▶ _Exercise_: Identify the lines containing the word "Public". Copy each one.

▶ _Saved entries_:
───

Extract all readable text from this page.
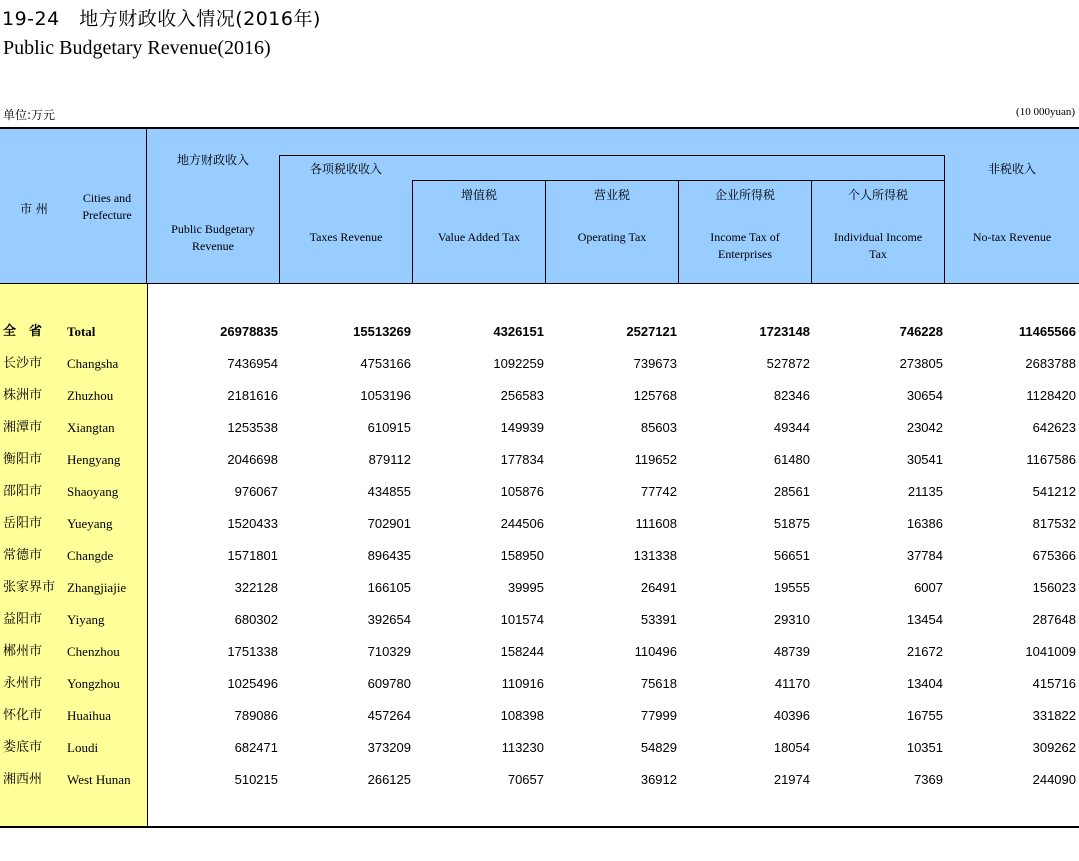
19-24　地方财政收入情况(2016年)
Public Budgetary Revenue(2016)
单位:万元	(10 000yuan)
市 州
Cities and Prefecture
地方财政收入
Public Budgetary Revenue
各项税收收入
Taxes Revenue
增值税
Value Added Tax
营业税
Operating Tax
企业所得税
Income Tax of Enterprises
个人所得税
Individual Income Tax
非税收入
No-tax Revenue
全　省 Total	26978835	15513269	4326151	2527121	1723148	746228	11465566
长沙市 Changsha	7436954	4753166	1092259	739673	527872	273805	2683788
株洲市 Zhuzhou	2181616	1053196	256583	125768	82346	30654	1128420
湘潭市 Xiangtan	1253538	610915	149939	85603	49344	23042	642623
衡阳市 Hengyang	2046698	879112	177834	119652	61480	30541	1167586
邵阳市 Shaoyang	976067	434855	105876	77742	28561	21135	541212
岳阳市 Yueyang	1520433	702901	244506	111608	51875	16386	817532
常德市 Changde	1571801	896435	158950	131338	56651	37784	675366
张家界市 Zhangjiajie	322128	166105	39995	26491	19555	6007	156023
益阳市 Yiyang	680302	392654	101574	53391	29310	13454	287648
郴州市 Chenzhou	1751338	710329	158244	110496	48739	21672	1041009
永州市 Yongzhou	1025496	609780	110916	75618	41170	13404	415716
怀化市 Huaihua	789086	457264	108398	77999	40396	16755	331822
娄底市 Loudi	682471	373209	113230	54829	18054	10351	309262
湘西州 West Hunan	510215	266125	70657	36912	21974	7369	244090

───

▶ _The completed task_:
Public Budgetary Revenue(2016)
Public Budgetary Revenue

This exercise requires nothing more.